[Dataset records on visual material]

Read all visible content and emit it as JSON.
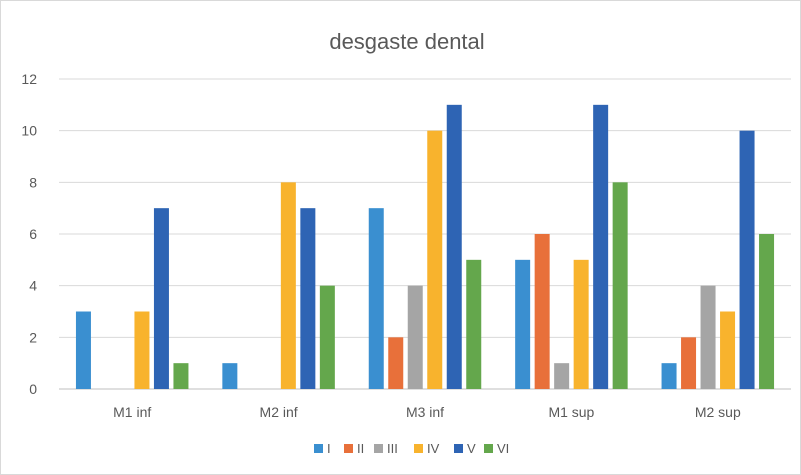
{
  "chart_data": {
    "type": "bar",
    "title": "desgaste dental",
    "xlabel": "",
    "ylabel": "",
    "categories": [
      "M1 inf",
      "M2 inf",
      "M3 inf",
      "M1 sup",
      "M2 sup"
    ],
    "ylim": [
      0,
      12
    ],
    "yticks": [
      0,
      2,
      4,
      6,
      8,
      10,
      12
    ],
    "grid": true,
    "legend_position": "bottom",
    "series": [
      {
        "name": "I",
        "color": "#3A8FD0",
        "values": [
          3,
          1,
          7,
          5,
          1
        ]
      },
      {
        "name": "II",
        "color": "#E8703A",
        "values": [
          0,
          0,
          2,
          6,
          2
        ]
      },
      {
        "name": "III",
        "color": "#A5A5A5",
        "values": [
          0,
          0,
          4,
          1,
          4
        ]
      },
      {
        "name": "IV",
        "color": "#F8B32D",
        "values": [
          3,
          8,
          10,
          5,
          3
        ]
      },
      {
        "name": "V",
        "color": "#2E64B4",
        "values": [
          7,
          7,
          11,
          11,
          10
        ]
      },
      {
        "name": "VI",
        "color": "#64A74C",
        "values": [
          1,
          4,
          5,
          8,
          6
        ]
      }
    ]
  }
}
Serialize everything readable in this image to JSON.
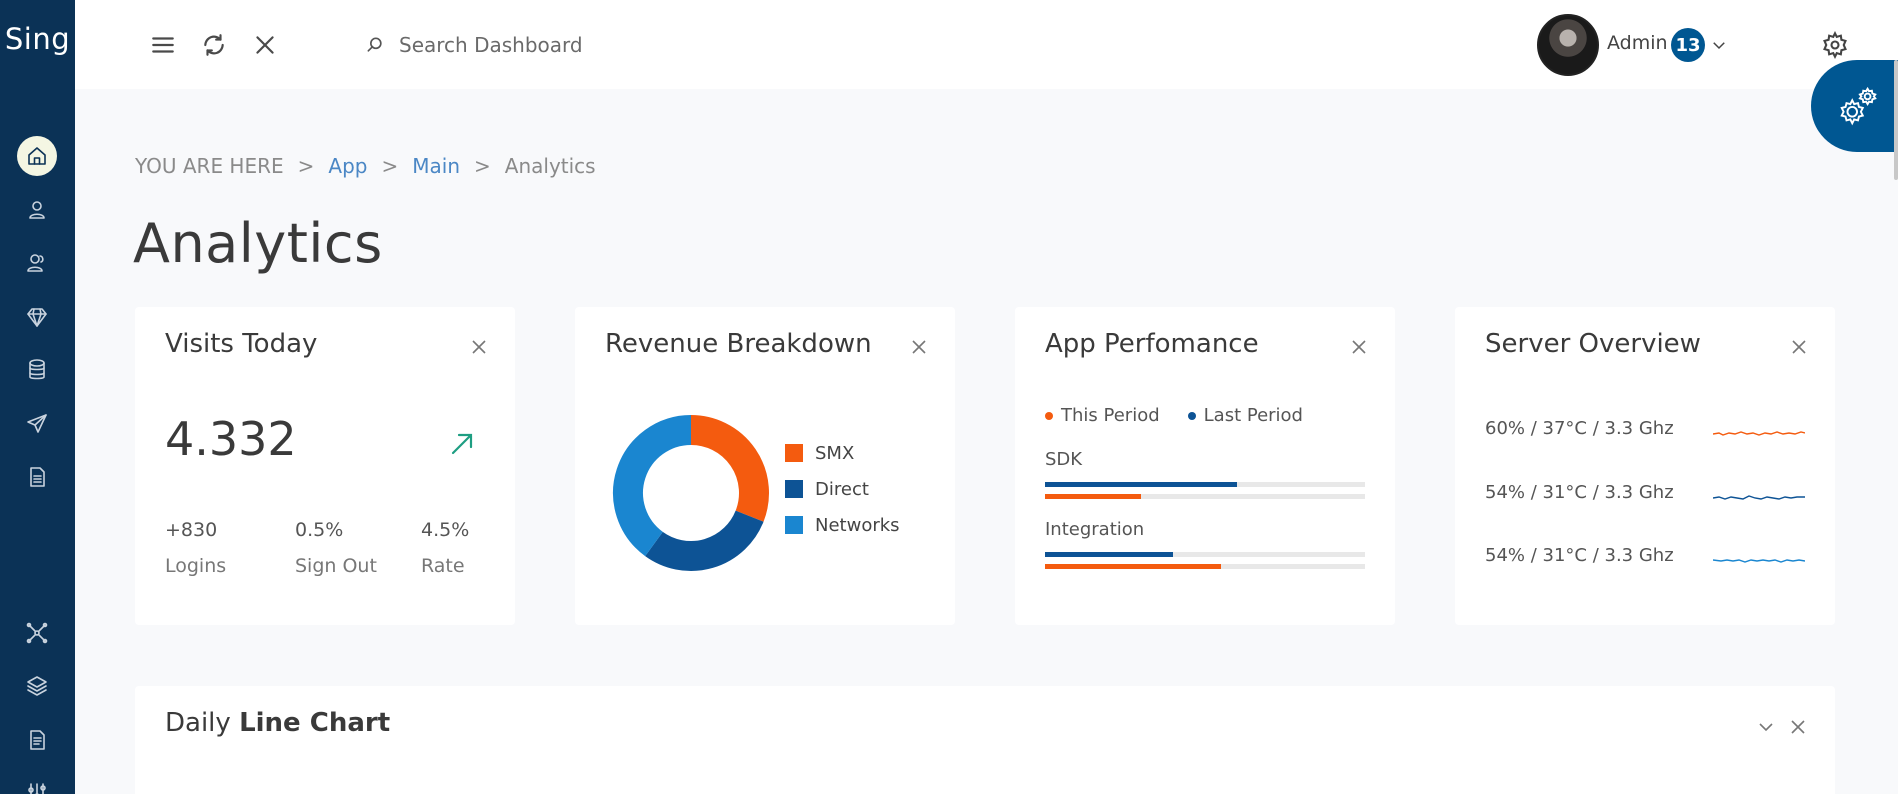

• [Exercise aim]
Set the entries down again exactly. Do not include the images.

• [Solution]
Read all visible content and emit it as JSON.
{
  "chart_data": {
    "type": "bar",
    "title": "desgaste dental",
    "xlabel": "",
    "ylabel": "",
    "categories": [
      "M1 inf",
      "M2 inf",
      "M3 inf",
      "M1 sup",
      "M2 sup"
    ],
    "ylim": [
      0,
      12
    ],
    "yticks": [
      0,
      2,
      4,
      6,
      8,
      10,
      12
    ],
    "grid": true,
    "legend_position": "bottom",
    "series": [
      {
        "name": "I",
        "color": "#3A8FD0",
        "values": [
          3,
          1,
          7,
          5,
          1
        ]
      },
      {
        "name": "II",
        "color": "#E8703A",
        "values": [
          0,
          0,
          2,
          6,
          2
        ]
      },
      {
        "name": "III",
        "color": "#A5A5A5",
        "values": [
          0,
          0,
          4,
          1,
          4
        ]
      },
      {
        "name": "IV",
        "color": "#F8B32D",
        "values": [
          3,
          8,
          10,
          5,
          3
        ]
      },
      {
        "name": "V",
        "color": "#2E64B4",
        "values": [
          7,
          7,
          11,
          11,
          10
        ]
      },
      {
        "name": "VI",
        "color": "#64A74C",
        "values": [
          1,
          4,
          5,
          8,
          6
        ]
      }
    ]
  }
}
Serialize everything readable in this image to JSON.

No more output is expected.